[EXERCISE INPUT]
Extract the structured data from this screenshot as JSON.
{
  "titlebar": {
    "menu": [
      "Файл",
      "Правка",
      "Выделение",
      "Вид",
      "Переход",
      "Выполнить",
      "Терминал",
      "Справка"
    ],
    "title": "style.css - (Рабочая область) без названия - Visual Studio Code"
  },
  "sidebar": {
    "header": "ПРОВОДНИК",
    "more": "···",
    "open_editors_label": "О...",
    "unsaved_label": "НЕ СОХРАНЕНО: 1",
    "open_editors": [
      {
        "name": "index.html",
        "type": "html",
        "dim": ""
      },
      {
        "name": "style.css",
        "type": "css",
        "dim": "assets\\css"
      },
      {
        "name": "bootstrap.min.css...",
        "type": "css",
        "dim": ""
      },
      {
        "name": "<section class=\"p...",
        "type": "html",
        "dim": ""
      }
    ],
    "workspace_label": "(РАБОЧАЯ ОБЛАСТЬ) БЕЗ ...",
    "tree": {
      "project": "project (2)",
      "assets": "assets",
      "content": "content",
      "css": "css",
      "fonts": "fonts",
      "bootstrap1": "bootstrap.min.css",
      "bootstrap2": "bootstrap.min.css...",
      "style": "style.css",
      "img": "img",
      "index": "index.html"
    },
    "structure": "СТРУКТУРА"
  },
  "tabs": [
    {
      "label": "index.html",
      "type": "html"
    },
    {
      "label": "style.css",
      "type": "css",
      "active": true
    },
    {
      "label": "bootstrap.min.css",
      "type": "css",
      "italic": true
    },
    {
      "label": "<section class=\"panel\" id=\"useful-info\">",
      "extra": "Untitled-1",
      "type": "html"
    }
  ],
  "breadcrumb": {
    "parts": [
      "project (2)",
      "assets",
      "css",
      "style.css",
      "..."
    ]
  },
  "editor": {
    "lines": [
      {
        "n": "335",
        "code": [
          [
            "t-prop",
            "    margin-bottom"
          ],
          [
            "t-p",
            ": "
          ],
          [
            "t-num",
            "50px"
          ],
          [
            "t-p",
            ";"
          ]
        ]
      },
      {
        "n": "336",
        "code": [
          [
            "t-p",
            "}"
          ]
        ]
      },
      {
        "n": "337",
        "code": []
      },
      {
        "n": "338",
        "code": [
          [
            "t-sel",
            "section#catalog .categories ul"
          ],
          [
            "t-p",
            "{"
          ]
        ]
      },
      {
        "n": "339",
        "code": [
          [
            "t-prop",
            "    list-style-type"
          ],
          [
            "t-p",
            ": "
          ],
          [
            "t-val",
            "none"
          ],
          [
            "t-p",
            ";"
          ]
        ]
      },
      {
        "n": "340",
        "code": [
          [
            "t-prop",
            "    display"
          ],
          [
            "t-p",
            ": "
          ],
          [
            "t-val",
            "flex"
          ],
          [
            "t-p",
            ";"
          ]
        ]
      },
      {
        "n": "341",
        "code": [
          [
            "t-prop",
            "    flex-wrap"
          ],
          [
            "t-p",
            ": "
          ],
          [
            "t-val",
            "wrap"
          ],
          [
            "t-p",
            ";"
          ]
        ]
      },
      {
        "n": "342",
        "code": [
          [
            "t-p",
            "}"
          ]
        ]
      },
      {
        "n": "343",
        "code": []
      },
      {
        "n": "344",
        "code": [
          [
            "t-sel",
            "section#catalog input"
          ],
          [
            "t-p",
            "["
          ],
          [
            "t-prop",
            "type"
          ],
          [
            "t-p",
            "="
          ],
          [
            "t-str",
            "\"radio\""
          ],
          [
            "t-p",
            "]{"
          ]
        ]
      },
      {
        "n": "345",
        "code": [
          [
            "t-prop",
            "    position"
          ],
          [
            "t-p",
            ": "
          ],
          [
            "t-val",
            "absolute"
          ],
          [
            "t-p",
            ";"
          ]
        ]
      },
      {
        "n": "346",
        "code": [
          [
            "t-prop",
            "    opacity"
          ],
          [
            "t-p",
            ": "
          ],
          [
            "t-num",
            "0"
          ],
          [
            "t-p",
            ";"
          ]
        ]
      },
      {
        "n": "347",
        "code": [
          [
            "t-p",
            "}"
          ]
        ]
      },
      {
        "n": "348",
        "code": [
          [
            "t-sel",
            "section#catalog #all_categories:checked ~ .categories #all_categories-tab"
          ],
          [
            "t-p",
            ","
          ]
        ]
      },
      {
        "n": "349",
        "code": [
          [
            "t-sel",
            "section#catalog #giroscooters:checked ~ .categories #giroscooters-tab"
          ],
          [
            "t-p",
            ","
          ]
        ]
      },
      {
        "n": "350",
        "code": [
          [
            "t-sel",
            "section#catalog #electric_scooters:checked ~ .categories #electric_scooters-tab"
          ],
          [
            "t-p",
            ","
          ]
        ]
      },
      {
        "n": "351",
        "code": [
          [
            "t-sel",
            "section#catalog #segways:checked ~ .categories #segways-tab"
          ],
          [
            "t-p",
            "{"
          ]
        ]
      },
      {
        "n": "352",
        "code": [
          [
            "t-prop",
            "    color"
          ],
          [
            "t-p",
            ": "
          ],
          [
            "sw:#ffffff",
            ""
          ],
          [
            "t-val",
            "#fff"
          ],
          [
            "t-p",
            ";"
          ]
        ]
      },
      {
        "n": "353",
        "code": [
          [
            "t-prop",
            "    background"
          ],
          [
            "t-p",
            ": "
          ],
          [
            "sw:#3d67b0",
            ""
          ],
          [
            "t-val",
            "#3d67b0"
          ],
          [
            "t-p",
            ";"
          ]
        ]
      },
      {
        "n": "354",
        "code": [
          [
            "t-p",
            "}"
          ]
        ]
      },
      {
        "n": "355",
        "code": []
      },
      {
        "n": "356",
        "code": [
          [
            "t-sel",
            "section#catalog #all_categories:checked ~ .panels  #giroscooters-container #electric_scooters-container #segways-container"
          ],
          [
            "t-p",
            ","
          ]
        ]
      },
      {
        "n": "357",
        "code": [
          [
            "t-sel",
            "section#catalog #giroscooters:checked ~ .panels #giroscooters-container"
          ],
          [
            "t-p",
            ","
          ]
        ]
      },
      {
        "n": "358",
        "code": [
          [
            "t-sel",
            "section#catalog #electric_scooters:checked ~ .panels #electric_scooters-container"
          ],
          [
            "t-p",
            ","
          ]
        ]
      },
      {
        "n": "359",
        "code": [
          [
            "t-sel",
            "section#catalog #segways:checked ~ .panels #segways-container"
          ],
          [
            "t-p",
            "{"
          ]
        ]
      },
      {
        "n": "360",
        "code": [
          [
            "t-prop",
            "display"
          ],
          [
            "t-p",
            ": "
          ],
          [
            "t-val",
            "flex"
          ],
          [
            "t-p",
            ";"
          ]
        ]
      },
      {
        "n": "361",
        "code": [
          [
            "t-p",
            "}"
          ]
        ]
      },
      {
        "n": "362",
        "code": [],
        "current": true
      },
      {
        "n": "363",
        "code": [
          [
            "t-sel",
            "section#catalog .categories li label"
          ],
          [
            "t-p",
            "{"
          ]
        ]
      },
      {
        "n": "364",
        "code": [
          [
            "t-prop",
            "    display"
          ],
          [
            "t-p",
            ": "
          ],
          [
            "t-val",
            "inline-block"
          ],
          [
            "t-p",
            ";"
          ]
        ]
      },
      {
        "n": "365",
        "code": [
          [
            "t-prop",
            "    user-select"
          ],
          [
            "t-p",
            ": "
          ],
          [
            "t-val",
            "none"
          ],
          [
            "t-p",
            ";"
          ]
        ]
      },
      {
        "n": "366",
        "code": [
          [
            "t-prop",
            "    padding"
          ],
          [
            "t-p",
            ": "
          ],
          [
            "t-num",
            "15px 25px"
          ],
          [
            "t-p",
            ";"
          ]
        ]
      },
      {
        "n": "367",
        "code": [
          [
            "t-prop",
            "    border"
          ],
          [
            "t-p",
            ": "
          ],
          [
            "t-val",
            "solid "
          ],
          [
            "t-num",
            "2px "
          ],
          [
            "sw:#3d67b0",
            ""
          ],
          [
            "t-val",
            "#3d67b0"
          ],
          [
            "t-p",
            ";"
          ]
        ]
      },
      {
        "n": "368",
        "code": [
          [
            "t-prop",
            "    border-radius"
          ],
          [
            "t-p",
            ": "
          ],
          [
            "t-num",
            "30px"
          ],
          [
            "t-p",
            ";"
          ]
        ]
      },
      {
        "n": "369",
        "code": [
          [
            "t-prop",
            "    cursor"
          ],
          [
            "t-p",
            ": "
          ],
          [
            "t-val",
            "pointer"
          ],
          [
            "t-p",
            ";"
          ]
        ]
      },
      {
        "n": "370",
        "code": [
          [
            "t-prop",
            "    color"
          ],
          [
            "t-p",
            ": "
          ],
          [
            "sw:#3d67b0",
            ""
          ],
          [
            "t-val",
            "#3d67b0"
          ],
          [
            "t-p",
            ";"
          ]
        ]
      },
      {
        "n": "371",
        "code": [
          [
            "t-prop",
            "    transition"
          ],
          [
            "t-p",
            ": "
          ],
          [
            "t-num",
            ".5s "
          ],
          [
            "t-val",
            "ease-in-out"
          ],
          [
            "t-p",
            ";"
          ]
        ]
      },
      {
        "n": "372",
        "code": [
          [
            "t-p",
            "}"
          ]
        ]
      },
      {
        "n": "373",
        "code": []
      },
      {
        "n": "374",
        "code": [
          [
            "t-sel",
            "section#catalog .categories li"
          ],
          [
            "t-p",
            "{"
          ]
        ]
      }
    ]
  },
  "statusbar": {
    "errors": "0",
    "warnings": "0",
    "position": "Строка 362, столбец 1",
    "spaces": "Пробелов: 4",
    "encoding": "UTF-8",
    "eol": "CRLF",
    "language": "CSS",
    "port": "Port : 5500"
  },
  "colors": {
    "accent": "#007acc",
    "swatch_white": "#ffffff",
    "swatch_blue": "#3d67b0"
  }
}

[DESCRIPTION OF THE TASK] Of the lines in this data, how many contain "true"? Reply with only the number.

[TASK OUTPUT] 3